* _Set task_
Search the records for "rate" and copy each line that holds it.

* _Data for the task_
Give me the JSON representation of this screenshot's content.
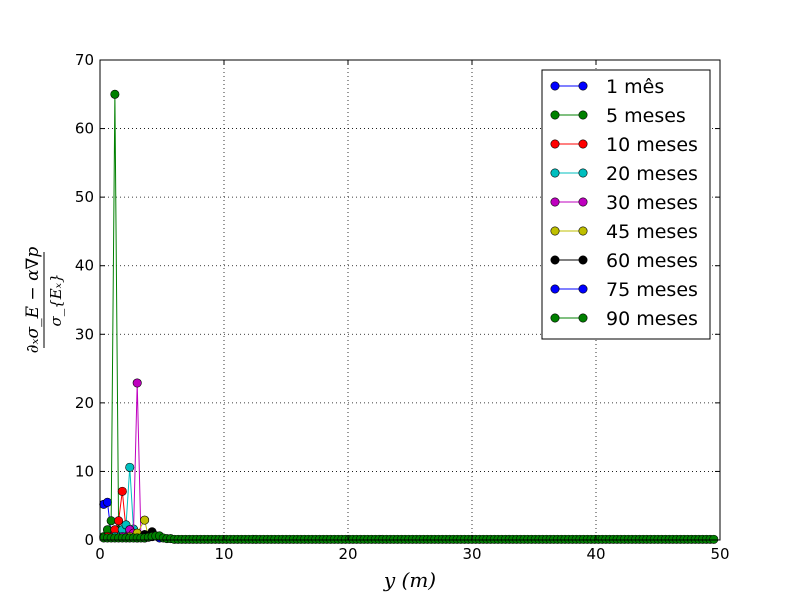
{
  "chart_data": {
    "type": "line",
    "xlabel": "y (m)",
    "ylabel": {
      "numerator": "∂ₓσ_E − α∇p",
      "denominator": "σ_{Eₓ}"
    },
    "xlim": [
      0,
      50
    ],
    "ylim": [
      0,
      70
    ],
    "x_ticks": [
      0,
      10,
      20,
      30,
      40,
      50
    ],
    "y_ticks": [
      0,
      10,
      20,
      30,
      40,
      50,
      60,
      70
    ],
    "grid": true,
    "legend_position": "top-right",
    "series": [
      {
        "name": "1 mês",
        "color": "#0000ff",
        "x": [
          0.3,
          0.6,
          0.9,
          1.2
        ],
        "y": [
          5.2,
          5.5,
          1.0,
          0.5
        ]
      },
      {
        "name": "5 meses",
        "color": "#008000",
        "x": [
          0.3,
          0.6,
          0.9,
          1.2,
          1.5,
          1.8
        ],
        "y": [
          0.5,
          1.5,
          2.8,
          65.0,
          1.5,
          0.5
        ]
      },
      {
        "name": "10 meses",
        "color": "#ff0000",
        "x": [
          0.6,
          1.2,
          1.5,
          1.8,
          2.1,
          2.4
        ],
        "y": [
          0.5,
          1.5,
          2.8,
          7.1,
          1.5,
          0.5
        ]
      },
      {
        "name": "20 meses",
        "color": "#00bfbf",
        "x": [
          1.2,
          1.8,
          2.1,
          2.4,
          2.7,
          3.0
        ],
        "y": [
          0.5,
          1.5,
          2.2,
          10.6,
          1.6,
          0.5
        ]
      },
      {
        "name": "30 meses",
        "color": "#bf00bf",
        "x": [
          1.8,
          2.4,
          2.7,
          3.0,
          3.3
        ],
        "y": [
          0.5,
          1.5,
          1.0,
          22.9,
          0.5
        ]
      },
      {
        "name": "45 meses",
        "color": "#bfbf00",
        "x": [
          2.4,
          3.0,
          3.6,
          3.9
        ],
        "y": [
          0.5,
          1.0,
          2.9,
          0.5
        ]
      },
      {
        "name": "60 meses",
        "color": "#000000",
        "x": [
          3.0,
          3.6,
          4.2,
          4.8
        ],
        "y": [
          0.3,
          0.8,
          1.2,
          0.4
        ]
      },
      {
        "name": "75 meses",
        "color": "#0000ff",
        "x": [
          3.6,
          4.2,
          4.8
        ],
        "y": [
          0.3,
          0.5,
          0.3
        ]
      },
      {
        "name": "90 meses",
        "color": "#008000",
        "x": [
          0.3,
          0.6,
          0.9,
          1.2,
          1.5,
          1.8,
          2.1,
          2.4,
          2.7,
          3.0,
          3.3,
          3.6,
          3.9,
          4.2,
          4.5,
          4.8,
          5.1,
          5.4,
          5.7,
          6.0
        ],
        "y": [
          0.3,
          0.3,
          0.3,
          0.3,
          0.3,
          0.3,
          0.3,
          0.3,
          0.3,
          0.3,
          0.3,
          0.3,
          0.4,
          0.5,
          0.6,
          0.6,
          0.3,
          0.2,
          0.2,
          0.1
        ]
      }
    ]
  }
}
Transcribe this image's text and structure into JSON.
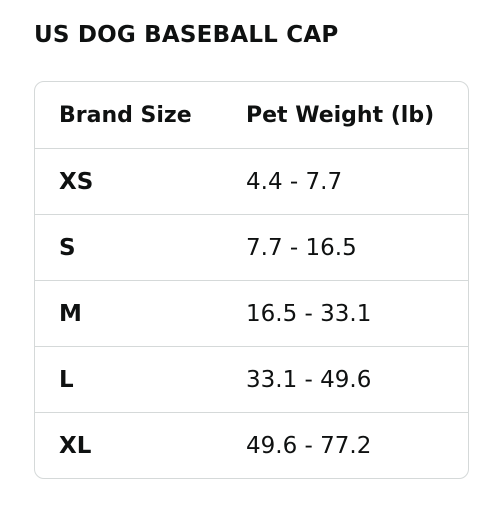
{
  "title": "US DOG BASEBALL CAP",
  "table": {
    "headers": [
      "Brand Size",
      "Pet Weight (lb)"
    ],
    "rows": [
      {
        "size": "XS",
        "weight": "4.4 - 7.7"
      },
      {
        "size": "S",
        "weight": "7.7 - 16.5"
      },
      {
        "size": "M",
        "weight": "16.5 - 33.1"
      },
      {
        "size": "L",
        "weight": "33.1 - 49.6"
      },
      {
        "size": "XL",
        "weight": "49.6 - 77.2"
      }
    ]
  }
}
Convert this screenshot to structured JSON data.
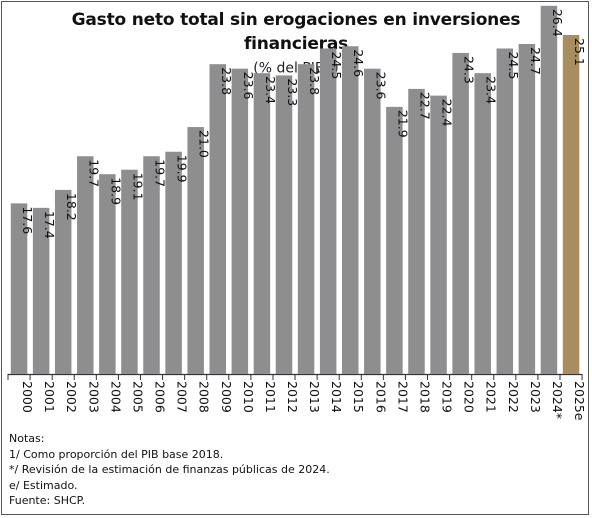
{
  "header": {
    "title_line1": "Gasto neto total sin erogaciones en inversiones",
    "title_line2": "financieras",
    "subtitle": "(% del PIB",
    "subtitle_sup": "1/",
    "subtitle_end": ")"
  },
  "notes": {
    "heading": "Notas:",
    "lines": [
      "1/ Como proporción del PIB base 2018.",
      "*/ Revisión de la estimación de finanzas públicas de 2024.",
      "e/ Estimado.",
      "Fuente: SHCP."
    ]
  },
  "colors": {
    "bar": "#8e8e90",
    "highlight": "#a88d60",
    "label": "#111111"
  },
  "chart_data": {
    "type": "bar",
    "title": "Gasto neto total sin erogaciones en inversiones financieras",
    "subtitle": "(% del PIB1/)",
    "categories": [
      "2000",
      "2001",
      "2002",
      "2003",
      "2004",
      "2005",
      "2006",
      "2007",
      "2008",
      "2009",
      "2010",
      "2011",
      "2012",
      "2013",
      "2014",
      "2015",
      "2016",
      "2017",
      "2018",
      "2019",
      "2020",
      "2021",
      "2022",
      "2023",
      "2024*",
      "2025e"
    ],
    "values": [
      17.6,
      17.4,
      18.2,
      19.7,
      18.9,
      19.1,
      19.7,
      19.9,
      21.0,
      23.8,
      23.6,
      23.4,
      23.3,
      23.8,
      24.5,
      24.6,
      23.6,
      21.9,
      22.7,
      22.4,
      24.3,
      23.4,
      24.5,
      24.7,
      26.4,
      25.1
    ],
    "value_labels": [
      "17.6",
      "17.4",
      "18.2",
      "19.7",
      "18.9",
      "19.1",
      "19.7",
      "19.9",
      "21.0",
      "23.8",
      "23.6",
      "23.4",
      "23.3",
      "23.8",
      "24.5",
      "24.6",
      "23.6",
      "21.9",
      "22.7",
      "22.4",
      "24.3",
      "23.4",
      "24.5",
      "24.7",
      "26.4",
      "25.1"
    ],
    "highlight_category": "2025e",
    "xlabel": "",
    "ylabel": "",
    "ylim": [
      10,
      28
    ],
    "grid": false,
    "legend": "none"
  }
}
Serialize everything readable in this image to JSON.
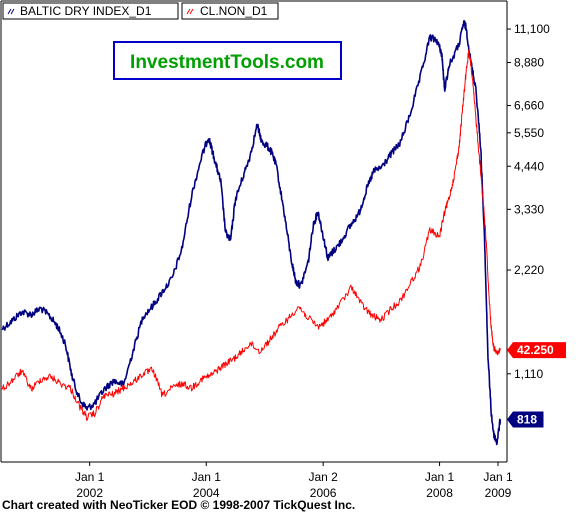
{
  "legend": [
    {
      "label": "BALTIC DRY INDEX_D1",
      "color": "#000080"
    },
    {
      "label": "CL.NON_D1",
      "color": "#ff0000"
    }
  ],
  "watermark": "InvestmentTools.com",
  "footer": "Chart created with NeoTicker EOD © 1998-2007 TickQuest Inc.",
  "colors": {
    "baltic": "#000080",
    "crude": "#ff0000",
    "watermark_text": "#00a000",
    "watermark_border": "#0000cc"
  },
  "chart_data": {
    "type": "line",
    "title": "",
    "x_range": [
      "2000-07-01",
      "2009-02-20"
    ],
    "x_ticks": [
      {
        "date": "2002-01-01",
        "line1": "Jan 1",
        "line2": "2002"
      },
      {
        "date": "2004-01-01",
        "line1": "Jan 1",
        "line2": "2004"
      },
      {
        "date": "2006-01-02",
        "line1": "Jan 2",
        "line2": "2006"
      },
      {
        "date": "2008-01-01",
        "line1": "Jan 1",
        "line2": "2008"
      },
      {
        "date": "2009-01-01",
        "line1": "Jan 1",
        "line2": "2009"
      }
    ],
    "y_ticks": [
      "11,100",
      "8,880",
      "6,660",
      "5,550",
      "4,440",
      "3,330",
      "2,220",
      "1,110"
    ],
    "y_scale": "log",
    "y_range": [
      620,
      13300
    ],
    "last_values": [
      {
        "series": "CL.NON_D1",
        "label": "42.250",
        "color": "#ff0000"
      },
      {
        "series": "BALTIC DRY INDEX_D1",
        "label": "818",
        "color": "#000080"
      }
    ],
    "series": [
      {
        "name": "BALTIC DRY INDEX_D1",
        "color": "#000080",
        "points": [
          [
            "2000-07-01",
            1500
          ],
          [
            "2000-09-01",
            1580
          ],
          [
            "2000-11-01",
            1680
          ],
          [
            "2001-01-01",
            1650
          ],
          [
            "2001-03-01",
            1720
          ],
          [
            "2001-05-01",
            1620
          ],
          [
            "2001-06-15",
            1520
          ],
          [
            "2001-08-01",
            1360
          ],
          [
            "2001-09-15",
            1080
          ],
          [
            "2001-11-01",
            930
          ],
          [
            "2001-12-15",
            880
          ],
          [
            "2002-02-01",
            910
          ],
          [
            "2002-04-01",
            1000
          ],
          [
            "2002-06-01",
            1060
          ],
          [
            "2002-08-01",
            1030
          ],
          [
            "2002-10-01",
            1300
          ],
          [
            "2002-12-01",
            1630
          ],
          [
            "2003-02-01",
            1750
          ],
          [
            "2003-04-01",
            1920
          ],
          [
            "2003-06-01",
            2100
          ],
          [
            "2003-08-01",
            2550
          ],
          [
            "2003-10-01",
            3650
          ],
          [
            "2003-12-01",
            4700
          ],
          [
            "2004-01-15",
            5400
          ],
          [
            "2004-02-01",
            5050
          ],
          [
            "2004-03-01",
            4500
          ],
          [
            "2004-04-01",
            4000
          ],
          [
            "2004-05-01",
            2850
          ],
          [
            "2004-06-01",
            2700
          ],
          [
            "2004-07-01",
            3550
          ],
          [
            "2004-08-15",
            4100
          ],
          [
            "2004-10-01",
            4750
          ],
          [
            "2004-11-15",
            5850
          ],
          [
            "2004-12-15",
            5200
          ],
          [
            "2005-01-15",
            5100
          ],
          [
            "2005-02-15",
            4850
          ],
          [
            "2005-03-15",
            4450
          ],
          [
            "2005-05-01",
            3300
          ],
          [
            "2005-06-15",
            2400
          ],
          [
            "2005-07-15",
            2050
          ],
          [
            "2005-08-15",
            2000
          ],
          [
            "2005-10-01",
            2350
          ],
          [
            "2005-11-01",
            3000
          ],
          [
            "2005-12-01",
            3280
          ],
          [
            "2006-01-01",
            2800
          ],
          [
            "2006-02-01",
            2400
          ],
          [
            "2006-03-01",
            2500
          ],
          [
            "2006-04-15",
            2650
          ],
          [
            "2006-06-15",
            2950
          ],
          [
            "2006-08-15",
            3250
          ],
          [
            "2006-10-01",
            3800
          ],
          [
            "2006-11-15",
            4300
          ],
          [
            "2007-01-01",
            4400
          ],
          [
            "2007-03-01",
            4800
          ],
          [
            "2007-05-01",
            5200
          ],
          [
            "2007-07-01",
            6300
          ],
          [
            "2007-09-01",
            8000
          ],
          [
            "2007-11-01",
            10500
          ],
          [
            "2007-12-15",
            10300
          ],
          [
            "2008-01-15",
            9400
          ],
          [
            "2008-02-01",
            7400
          ],
          [
            "2008-03-01",
            8700
          ],
          [
            "2008-05-01",
            10000
          ],
          [
            "2008-06-01",
            11600
          ],
          [
            "2008-06-15",
            11200
          ],
          [
            "2008-07-15",
            8900
          ],
          [
            "2008-08-15",
            7500
          ],
          [
            "2008-09-15",
            5000
          ],
          [
            "2008-10-10",
            2600
          ],
          [
            "2008-10-30",
            1250
          ],
          [
            "2008-11-20",
            850
          ],
          [
            "2008-12-05",
            743
          ],
          [
            "2008-12-25",
            700
          ],
          [
            "2009-01-15",
            818
          ]
        ]
      },
      {
        "name": "CL.NON_D1",
        "color": "#ff0000",
        "points": [
          [
            "2000-07-01",
            1000
          ],
          [
            "2000-09-01",
            1060
          ],
          [
            "2000-11-01",
            1130
          ],
          [
            "2001-01-01",
            1000
          ],
          [
            "2001-03-01",
            1070
          ],
          [
            "2001-05-01",
            1090
          ],
          [
            "2001-07-01",
            1040
          ],
          [
            "2001-09-01",
            1010
          ],
          [
            "2001-11-01",
            890
          ],
          [
            "2001-12-15",
            830
          ],
          [
            "2002-02-01",
            850
          ],
          [
            "2002-04-01",
            960
          ],
          [
            "2002-06-01",
            970
          ],
          [
            "2002-08-01",
            1010
          ],
          [
            "2002-10-01",
            1050
          ],
          [
            "2002-12-01",
            1110
          ],
          [
            "2003-02-01",
            1140
          ],
          [
            "2003-04-01",
            960
          ],
          [
            "2003-06-01",
            1010
          ],
          [
            "2003-08-01",
            1040
          ],
          [
            "2003-10-01",
            1010
          ],
          [
            "2003-12-01",
            1070
          ],
          [
            "2004-02-01",
            1100
          ],
          [
            "2004-04-01",
            1160
          ],
          [
            "2004-06-01",
            1210
          ],
          [
            "2004-08-01",
            1270
          ],
          [
            "2004-10-01",
            1360
          ],
          [
            "2004-12-01",
            1290
          ],
          [
            "2005-02-01",
            1390
          ],
          [
            "2005-04-01",
            1510
          ],
          [
            "2005-06-01",
            1610
          ],
          [
            "2005-08-01",
            1740
          ],
          [
            "2005-10-01",
            1610
          ],
          [
            "2005-12-01",
            1520
          ],
          [
            "2006-02-01",
            1590
          ],
          [
            "2006-04-01",
            1730
          ],
          [
            "2006-07-01",
            1980
          ],
          [
            "2006-09-01",
            1760
          ],
          [
            "2006-11-01",
            1640
          ],
          [
            "2007-01-01",
            1590
          ],
          [
            "2007-03-01",
            1710
          ],
          [
            "2007-05-01",
            1810
          ],
          [
            "2007-07-01",
            2030
          ],
          [
            "2007-09-01",
            2270
          ],
          [
            "2007-11-01",
            2900
          ],
          [
            "2008-01-01",
            2780
          ],
          [
            "2008-02-01",
            3250
          ],
          [
            "2008-03-01",
            3600
          ],
          [
            "2008-04-01",
            4150
          ],
          [
            "2008-05-01",
            5000
          ],
          [
            "2008-05-20",
            6200
          ],
          [
            "2008-06-10",
            7900
          ],
          [
            "2008-06-30",
            9500
          ],
          [
            "2008-07-15",
            8800
          ],
          [
            "2008-08-01",
            7300
          ],
          [
            "2008-08-20",
            5800
          ],
          [
            "2008-09-10",
            4500
          ],
          [
            "2008-10-01",
            3500
          ],
          [
            "2008-10-20",
            2650
          ],
          [
            "2008-11-05",
            1880
          ],
          [
            "2008-11-20",
            1500
          ],
          [
            "2008-12-05",
            1320
          ],
          [
            "2008-12-25",
            1270
          ],
          [
            "2009-01-15",
            1300
          ]
        ]
      }
    ]
  }
}
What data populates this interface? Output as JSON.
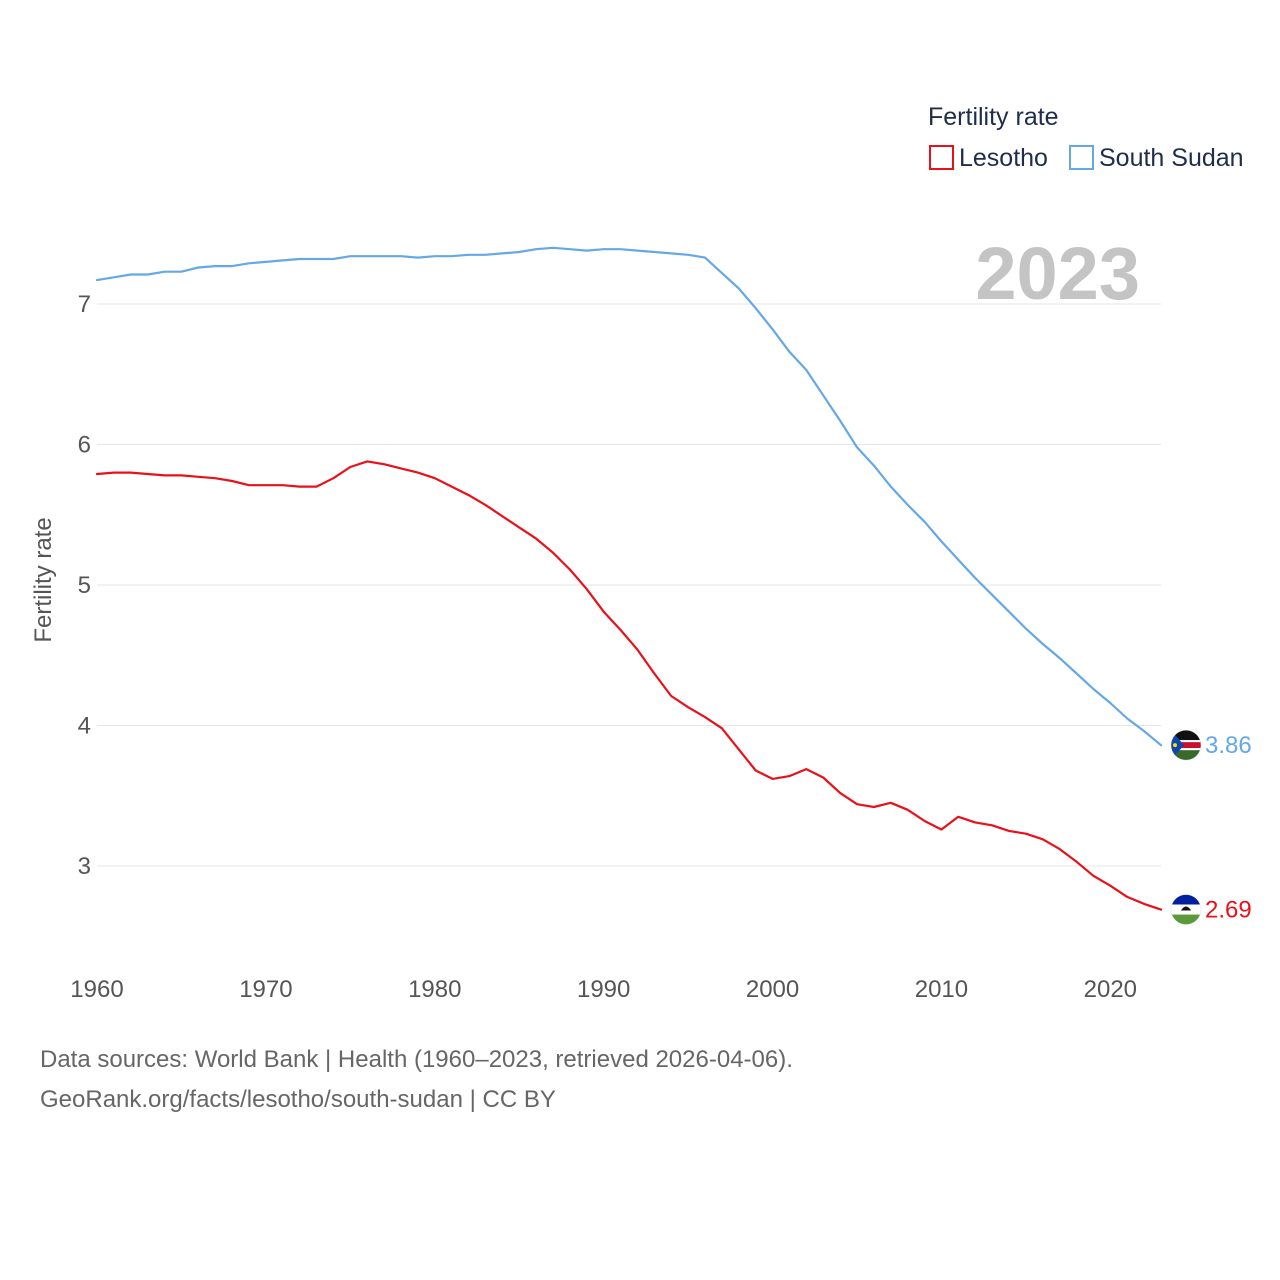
{
  "chart_data": {
    "type": "line",
    "title": "",
    "ylabel": "Fertility rate",
    "xlabel": "",
    "legend_title": "Fertility rate",
    "current_year": "2023",
    "xlim": [
      1960,
      2023
    ],
    "ylim": [
      2.4,
      7.7
    ],
    "x_ticks": [
      1960,
      1970,
      1980,
      1990,
      2000,
      2010,
      2020
    ],
    "y_ticks": [
      3,
      4,
      5,
      6,
      7
    ],
    "x": [
      1960,
      1961,
      1962,
      1963,
      1964,
      1965,
      1966,
      1967,
      1968,
      1969,
      1970,
      1971,
      1972,
      1973,
      1974,
      1975,
      1976,
      1977,
      1978,
      1979,
      1980,
      1981,
      1982,
      1983,
      1984,
      1985,
      1986,
      1987,
      1988,
      1989,
      1990,
      1991,
      1992,
      1993,
      1994,
      1995,
      1996,
      1997,
      1998,
      1999,
      2000,
      2001,
      2002,
      2003,
      2004,
      2005,
      2006,
      2007,
      2008,
      2009,
      2010,
      2011,
      2012,
      2013,
      2014,
      2015,
      2016,
      2017,
      2018,
      2019,
      2020,
      2021,
      2022,
      2023
    ],
    "series": [
      {
        "name": "Lesotho",
        "color": "#e8111a",
        "end_label": "2.69",
        "flag": "lesotho-flag",
        "values": [
          5.79,
          5.8,
          5.8,
          5.79,
          5.78,
          5.78,
          5.77,
          5.76,
          5.74,
          5.71,
          5.71,
          5.71,
          5.7,
          5.7,
          5.76,
          5.84,
          5.88,
          5.86,
          5.83,
          5.8,
          5.76,
          5.7,
          5.64,
          5.57,
          5.49,
          5.41,
          5.33,
          5.23,
          5.11,
          4.97,
          4.81,
          4.68,
          4.54,
          4.37,
          4.21,
          4.13,
          4.06,
          3.98,
          3.83,
          3.68,
          3.62,
          3.64,
          3.69,
          3.63,
          3.52,
          3.44,
          3.42,
          3.45,
          3.4,
          3.32,
          3.26,
          3.35,
          3.31,
          3.29,
          3.25,
          3.23,
          3.19,
          3.12,
          3.03,
          2.93,
          2.86,
          2.78,
          2.73,
          2.69
        ]
      },
      {
        "name": "South Sudan",
        "color": "#64a8e6",
        "end_label": "3.86",
        "flag": "south-sudan-flag",
        "values": [
          7.17,
          7.19,
          7.21,
          7.21,
          7.23,
          7.23,
          7.26,
          7.27,
          7.27,
          7.29,
          7.3,
          7.31,
          7.32,
          7.32,
          7.32,
          7.34,
          7.34,
          7.34,
          7.34,
          7.33,
          7.34,
          7.34,
          7.35,
          7.35,
          7.36,
          7.37,
          7.39,
          7.4,
          7.39,
          7.38,
          7.39,
          7.39,
          7.38,
          7.37,
          7.36,
          7.35,
          7.33,
          7.22,
          7.11,
          6.97,
          6.82,
          6.66,
          6.53,
          6.35,
          6.17,
          5.98,
          5.85,
          5.7,
          5.57,
          5.45,
          5.31,
          5.18,
          5.05,
          4.93,
          4.81,
          4.69,
          4.58,
          4.48,
          4.37,
          4.26,
          4.16,
          4.05,
          3.96,
          3.86
        ]
      }
    ]
  },
  "footer": {
    "sources": "Data sources: World Bank | Health (1960–2023, retrieved 2026-04-06).",
    "link": "GeoRank.org/facts/lesotho/south-sudan | CC BY"
  }
}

* _Solution to this exercise_
    "ylabel": "Fertility rate",
    "legend_title": "Fertility rate",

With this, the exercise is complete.